SHORT EXERCISE - Each line that holds the string "FeCl₃" counts once; say how many such lines there are and add nothing.

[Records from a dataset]

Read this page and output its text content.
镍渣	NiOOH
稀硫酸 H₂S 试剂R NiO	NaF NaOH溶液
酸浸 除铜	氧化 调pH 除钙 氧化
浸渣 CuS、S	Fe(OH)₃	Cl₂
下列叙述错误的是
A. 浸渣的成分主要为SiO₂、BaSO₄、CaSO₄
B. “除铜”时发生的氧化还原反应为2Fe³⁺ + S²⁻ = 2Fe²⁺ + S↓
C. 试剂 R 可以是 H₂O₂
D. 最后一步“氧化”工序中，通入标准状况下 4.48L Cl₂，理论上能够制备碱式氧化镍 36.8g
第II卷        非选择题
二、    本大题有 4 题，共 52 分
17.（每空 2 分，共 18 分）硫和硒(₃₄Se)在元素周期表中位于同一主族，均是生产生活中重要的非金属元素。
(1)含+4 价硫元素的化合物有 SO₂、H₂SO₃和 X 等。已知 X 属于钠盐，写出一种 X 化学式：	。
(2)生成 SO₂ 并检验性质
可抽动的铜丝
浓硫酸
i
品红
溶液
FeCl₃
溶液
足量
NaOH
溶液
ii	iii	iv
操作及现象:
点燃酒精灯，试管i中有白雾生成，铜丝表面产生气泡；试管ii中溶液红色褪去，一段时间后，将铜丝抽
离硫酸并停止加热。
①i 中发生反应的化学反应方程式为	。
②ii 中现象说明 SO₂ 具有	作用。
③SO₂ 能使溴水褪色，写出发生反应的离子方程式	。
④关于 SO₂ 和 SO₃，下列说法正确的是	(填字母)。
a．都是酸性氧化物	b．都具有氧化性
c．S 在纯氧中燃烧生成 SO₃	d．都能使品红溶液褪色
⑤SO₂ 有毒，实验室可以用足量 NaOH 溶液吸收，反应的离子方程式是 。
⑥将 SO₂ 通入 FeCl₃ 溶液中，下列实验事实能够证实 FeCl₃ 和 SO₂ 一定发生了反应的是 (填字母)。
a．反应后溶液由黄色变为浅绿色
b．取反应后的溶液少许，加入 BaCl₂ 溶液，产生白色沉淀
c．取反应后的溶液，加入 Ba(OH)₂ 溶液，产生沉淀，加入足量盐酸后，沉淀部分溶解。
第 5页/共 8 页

CORRECT OUTPUT - 2